# GIVEN REQUEST:
Copy each line of the data below with the word "ochrony".

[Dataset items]
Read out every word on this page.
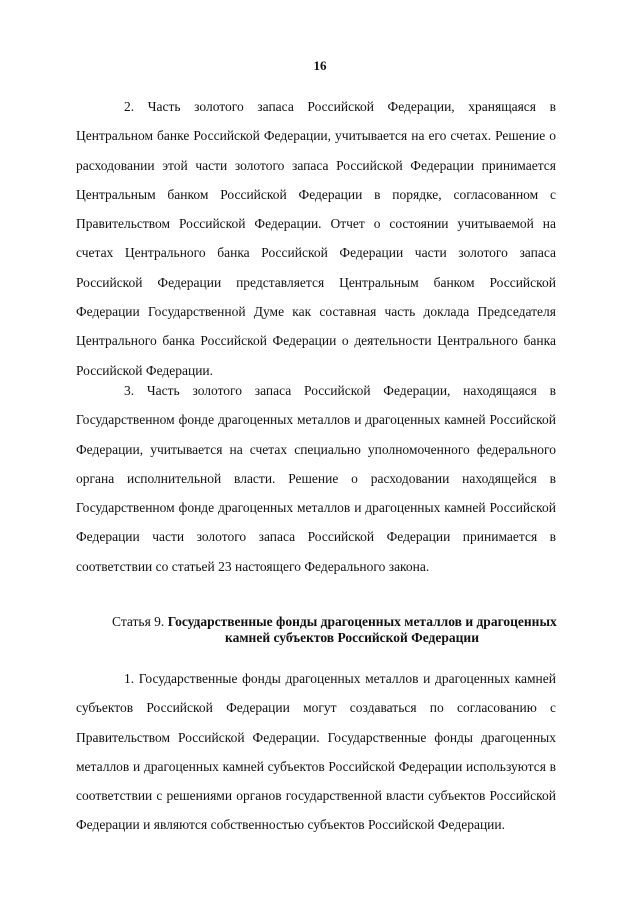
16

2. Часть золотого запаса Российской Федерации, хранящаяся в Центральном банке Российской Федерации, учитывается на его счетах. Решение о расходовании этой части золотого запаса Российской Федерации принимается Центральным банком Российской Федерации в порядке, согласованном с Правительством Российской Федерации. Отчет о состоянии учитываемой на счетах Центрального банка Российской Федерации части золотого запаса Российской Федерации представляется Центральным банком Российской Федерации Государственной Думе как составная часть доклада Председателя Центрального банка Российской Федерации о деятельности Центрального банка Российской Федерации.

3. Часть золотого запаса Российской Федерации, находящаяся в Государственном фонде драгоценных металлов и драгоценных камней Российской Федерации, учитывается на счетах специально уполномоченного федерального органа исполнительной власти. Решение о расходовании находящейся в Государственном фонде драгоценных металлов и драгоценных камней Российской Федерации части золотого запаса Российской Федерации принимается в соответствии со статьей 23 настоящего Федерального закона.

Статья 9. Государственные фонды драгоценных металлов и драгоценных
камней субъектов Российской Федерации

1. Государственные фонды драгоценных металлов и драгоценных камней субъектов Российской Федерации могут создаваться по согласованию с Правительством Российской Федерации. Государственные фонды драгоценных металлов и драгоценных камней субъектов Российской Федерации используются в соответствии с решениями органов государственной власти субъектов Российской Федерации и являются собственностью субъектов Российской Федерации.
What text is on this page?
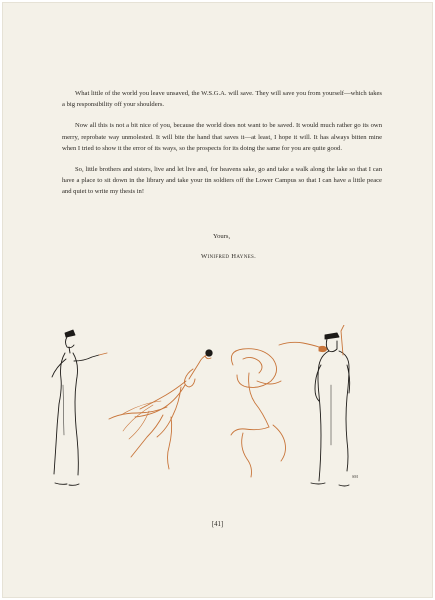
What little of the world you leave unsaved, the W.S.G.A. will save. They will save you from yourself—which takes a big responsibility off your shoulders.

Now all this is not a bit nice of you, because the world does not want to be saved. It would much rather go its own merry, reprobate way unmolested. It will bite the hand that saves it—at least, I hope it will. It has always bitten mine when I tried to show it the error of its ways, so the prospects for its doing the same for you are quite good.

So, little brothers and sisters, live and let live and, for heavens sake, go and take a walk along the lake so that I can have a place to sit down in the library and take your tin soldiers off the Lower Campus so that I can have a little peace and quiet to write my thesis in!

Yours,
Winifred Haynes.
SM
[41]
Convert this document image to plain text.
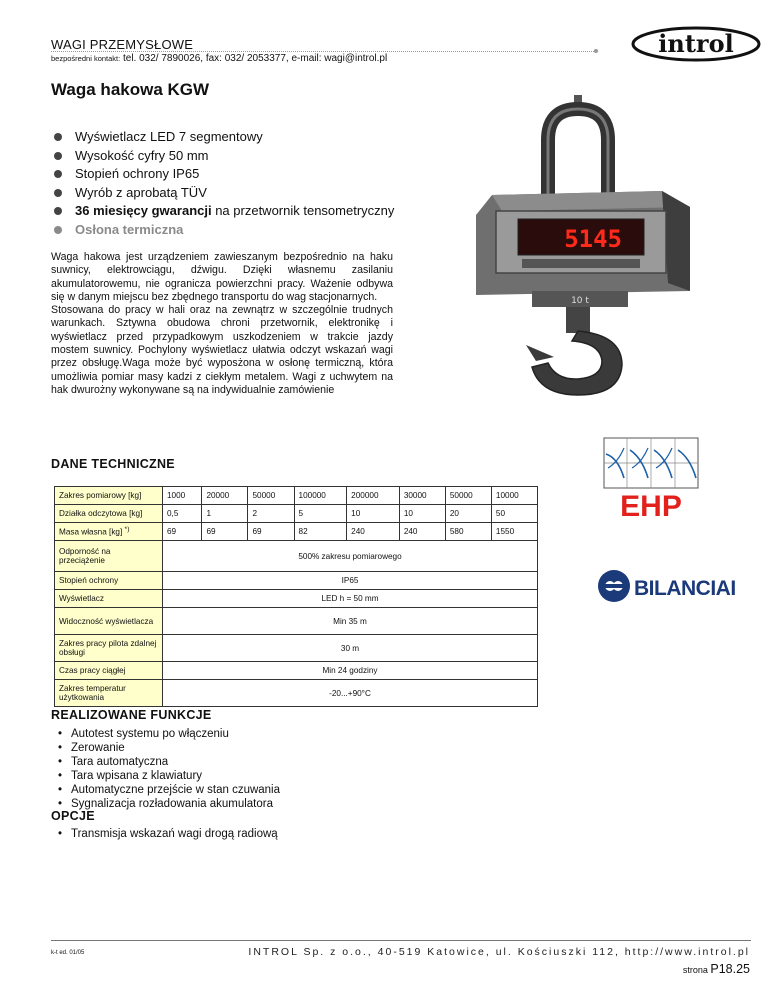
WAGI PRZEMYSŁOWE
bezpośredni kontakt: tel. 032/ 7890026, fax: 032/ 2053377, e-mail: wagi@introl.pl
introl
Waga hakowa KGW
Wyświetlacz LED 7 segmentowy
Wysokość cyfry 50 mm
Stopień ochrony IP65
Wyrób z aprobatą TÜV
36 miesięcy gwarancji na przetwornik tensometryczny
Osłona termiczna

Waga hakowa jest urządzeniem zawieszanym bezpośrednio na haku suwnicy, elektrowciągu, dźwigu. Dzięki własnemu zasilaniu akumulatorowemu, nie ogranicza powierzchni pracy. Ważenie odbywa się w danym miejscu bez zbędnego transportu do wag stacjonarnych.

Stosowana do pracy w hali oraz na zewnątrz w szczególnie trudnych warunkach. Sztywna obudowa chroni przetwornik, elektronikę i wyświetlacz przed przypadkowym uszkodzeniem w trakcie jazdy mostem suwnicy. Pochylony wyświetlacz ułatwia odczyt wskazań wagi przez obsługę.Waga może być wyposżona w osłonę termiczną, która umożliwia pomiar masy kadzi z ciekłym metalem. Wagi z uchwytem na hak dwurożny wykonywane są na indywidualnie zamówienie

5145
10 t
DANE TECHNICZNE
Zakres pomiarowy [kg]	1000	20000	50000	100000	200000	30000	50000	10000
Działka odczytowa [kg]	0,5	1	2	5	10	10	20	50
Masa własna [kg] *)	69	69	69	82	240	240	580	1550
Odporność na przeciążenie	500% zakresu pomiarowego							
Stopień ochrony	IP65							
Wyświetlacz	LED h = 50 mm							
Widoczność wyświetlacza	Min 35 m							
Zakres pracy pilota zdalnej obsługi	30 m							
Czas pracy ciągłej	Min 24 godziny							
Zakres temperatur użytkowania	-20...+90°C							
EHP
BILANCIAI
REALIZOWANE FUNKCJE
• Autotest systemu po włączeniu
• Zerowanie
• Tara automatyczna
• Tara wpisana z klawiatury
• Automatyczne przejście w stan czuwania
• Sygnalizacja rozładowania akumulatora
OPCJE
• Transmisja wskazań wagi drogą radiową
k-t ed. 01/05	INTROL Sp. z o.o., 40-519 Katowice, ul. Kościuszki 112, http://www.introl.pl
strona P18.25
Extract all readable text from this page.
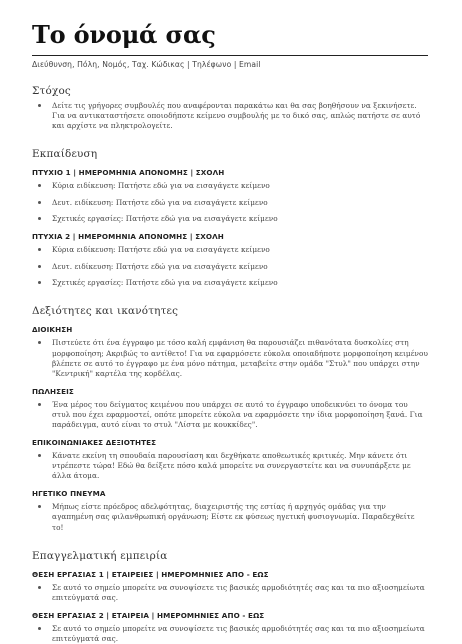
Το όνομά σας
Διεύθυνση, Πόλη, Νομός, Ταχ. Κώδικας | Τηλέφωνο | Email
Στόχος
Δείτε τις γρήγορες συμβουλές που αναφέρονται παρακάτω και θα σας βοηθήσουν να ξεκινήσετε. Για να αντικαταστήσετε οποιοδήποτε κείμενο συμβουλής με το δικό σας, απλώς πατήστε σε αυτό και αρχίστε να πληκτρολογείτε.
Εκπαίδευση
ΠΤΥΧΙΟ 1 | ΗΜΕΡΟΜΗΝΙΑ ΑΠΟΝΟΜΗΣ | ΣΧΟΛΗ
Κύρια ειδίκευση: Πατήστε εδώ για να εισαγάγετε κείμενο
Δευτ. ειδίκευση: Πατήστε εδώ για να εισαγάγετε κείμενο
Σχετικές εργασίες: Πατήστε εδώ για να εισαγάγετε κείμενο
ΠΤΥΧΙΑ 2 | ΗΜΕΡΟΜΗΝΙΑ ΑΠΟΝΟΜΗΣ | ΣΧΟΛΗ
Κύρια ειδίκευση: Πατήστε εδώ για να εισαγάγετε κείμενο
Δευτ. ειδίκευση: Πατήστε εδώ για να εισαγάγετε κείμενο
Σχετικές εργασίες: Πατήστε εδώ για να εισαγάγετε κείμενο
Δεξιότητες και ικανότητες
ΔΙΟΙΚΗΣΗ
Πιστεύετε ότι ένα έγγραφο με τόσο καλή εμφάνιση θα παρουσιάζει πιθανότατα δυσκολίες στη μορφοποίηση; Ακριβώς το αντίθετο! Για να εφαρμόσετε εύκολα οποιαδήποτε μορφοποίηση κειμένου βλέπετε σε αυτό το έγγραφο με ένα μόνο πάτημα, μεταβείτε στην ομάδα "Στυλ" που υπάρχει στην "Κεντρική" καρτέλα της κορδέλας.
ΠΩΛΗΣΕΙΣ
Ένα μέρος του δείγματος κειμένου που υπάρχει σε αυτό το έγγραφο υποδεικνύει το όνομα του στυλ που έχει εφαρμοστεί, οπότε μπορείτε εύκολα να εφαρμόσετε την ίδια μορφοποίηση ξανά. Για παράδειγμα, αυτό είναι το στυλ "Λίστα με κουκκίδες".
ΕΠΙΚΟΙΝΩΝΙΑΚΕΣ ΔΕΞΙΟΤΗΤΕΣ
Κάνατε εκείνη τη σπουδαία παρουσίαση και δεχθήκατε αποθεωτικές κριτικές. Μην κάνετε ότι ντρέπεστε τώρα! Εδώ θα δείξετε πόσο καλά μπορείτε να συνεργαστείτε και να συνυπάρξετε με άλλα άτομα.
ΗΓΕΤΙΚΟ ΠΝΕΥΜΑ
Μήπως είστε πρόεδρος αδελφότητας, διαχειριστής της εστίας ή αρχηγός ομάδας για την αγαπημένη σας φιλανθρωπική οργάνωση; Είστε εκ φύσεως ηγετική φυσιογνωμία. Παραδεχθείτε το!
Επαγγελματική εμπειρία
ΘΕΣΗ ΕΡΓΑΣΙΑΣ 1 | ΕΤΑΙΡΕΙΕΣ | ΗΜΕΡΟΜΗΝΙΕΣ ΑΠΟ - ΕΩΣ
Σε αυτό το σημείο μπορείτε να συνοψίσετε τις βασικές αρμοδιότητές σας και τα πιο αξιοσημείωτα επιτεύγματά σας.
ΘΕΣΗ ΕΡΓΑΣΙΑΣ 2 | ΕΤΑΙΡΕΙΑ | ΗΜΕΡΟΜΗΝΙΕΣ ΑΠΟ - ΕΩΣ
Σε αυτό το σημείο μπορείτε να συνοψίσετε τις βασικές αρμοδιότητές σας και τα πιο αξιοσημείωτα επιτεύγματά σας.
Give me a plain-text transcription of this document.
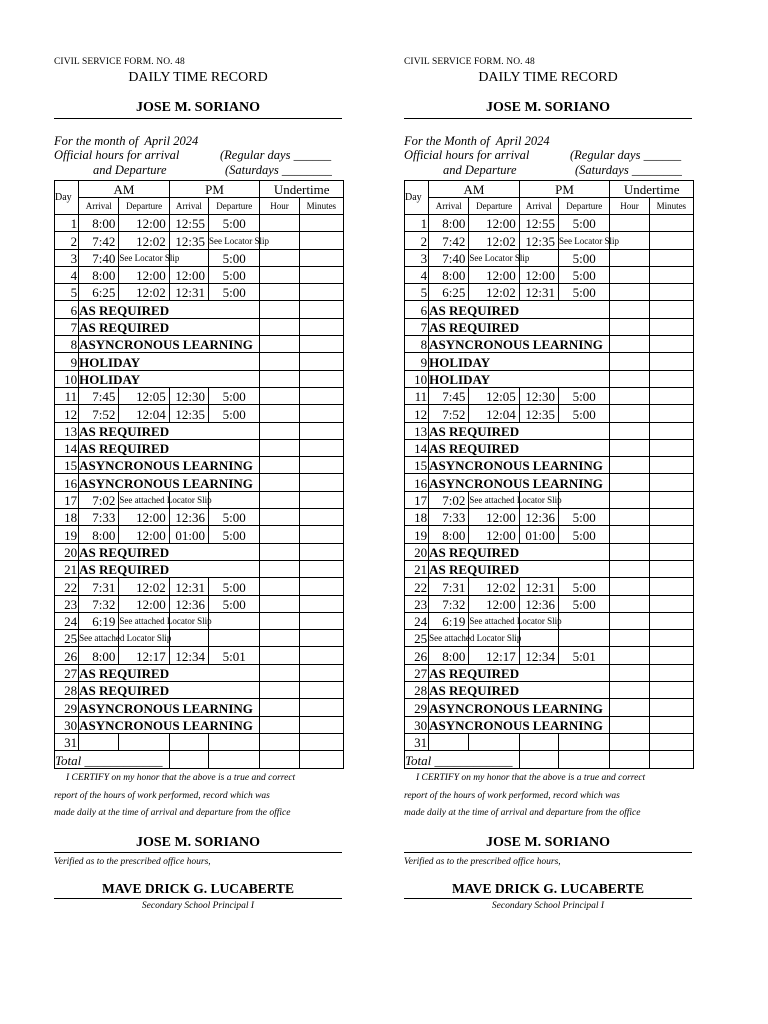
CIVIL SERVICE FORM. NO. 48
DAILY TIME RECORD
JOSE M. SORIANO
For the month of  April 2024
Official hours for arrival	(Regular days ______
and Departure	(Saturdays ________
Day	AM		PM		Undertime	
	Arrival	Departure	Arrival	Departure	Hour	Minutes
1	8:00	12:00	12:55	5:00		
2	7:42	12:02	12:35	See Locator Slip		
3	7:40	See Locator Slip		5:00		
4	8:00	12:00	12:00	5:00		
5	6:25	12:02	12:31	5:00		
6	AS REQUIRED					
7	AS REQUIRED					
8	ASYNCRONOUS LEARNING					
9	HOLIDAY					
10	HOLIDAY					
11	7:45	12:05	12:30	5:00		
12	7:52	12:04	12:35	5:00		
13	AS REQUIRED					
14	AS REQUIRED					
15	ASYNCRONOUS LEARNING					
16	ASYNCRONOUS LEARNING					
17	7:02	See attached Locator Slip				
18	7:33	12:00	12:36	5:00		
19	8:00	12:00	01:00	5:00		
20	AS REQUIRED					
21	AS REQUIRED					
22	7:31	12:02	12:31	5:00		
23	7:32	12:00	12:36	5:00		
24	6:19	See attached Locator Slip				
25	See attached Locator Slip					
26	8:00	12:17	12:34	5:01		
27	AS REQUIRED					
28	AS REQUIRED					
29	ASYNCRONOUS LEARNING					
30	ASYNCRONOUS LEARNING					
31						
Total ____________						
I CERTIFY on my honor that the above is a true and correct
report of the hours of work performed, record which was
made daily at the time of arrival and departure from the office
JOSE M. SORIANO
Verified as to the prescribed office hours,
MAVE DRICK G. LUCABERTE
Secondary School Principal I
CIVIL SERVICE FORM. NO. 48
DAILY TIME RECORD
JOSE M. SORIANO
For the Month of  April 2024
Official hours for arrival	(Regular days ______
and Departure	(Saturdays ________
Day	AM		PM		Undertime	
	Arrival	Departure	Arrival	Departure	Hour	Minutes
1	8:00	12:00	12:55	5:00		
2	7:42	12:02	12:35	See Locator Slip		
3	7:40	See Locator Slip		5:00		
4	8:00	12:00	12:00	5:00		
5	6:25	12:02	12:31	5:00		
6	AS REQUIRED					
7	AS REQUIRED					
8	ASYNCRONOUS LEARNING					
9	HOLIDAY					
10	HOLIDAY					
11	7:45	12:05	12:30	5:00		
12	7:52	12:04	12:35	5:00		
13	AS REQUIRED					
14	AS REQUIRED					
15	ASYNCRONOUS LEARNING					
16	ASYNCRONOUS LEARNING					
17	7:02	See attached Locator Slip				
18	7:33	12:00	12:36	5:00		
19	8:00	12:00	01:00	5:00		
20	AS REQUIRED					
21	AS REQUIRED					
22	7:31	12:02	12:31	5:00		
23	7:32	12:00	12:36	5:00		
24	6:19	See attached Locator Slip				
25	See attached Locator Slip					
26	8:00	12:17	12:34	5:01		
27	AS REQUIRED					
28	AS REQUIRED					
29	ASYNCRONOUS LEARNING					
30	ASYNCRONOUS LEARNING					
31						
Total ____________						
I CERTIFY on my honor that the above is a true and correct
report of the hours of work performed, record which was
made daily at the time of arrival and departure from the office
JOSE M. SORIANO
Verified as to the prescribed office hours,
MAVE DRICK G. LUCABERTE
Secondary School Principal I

# ANSWER TO THE EXERCISE:
Stopień ochrony IP65
Stopień ochrony	IP65							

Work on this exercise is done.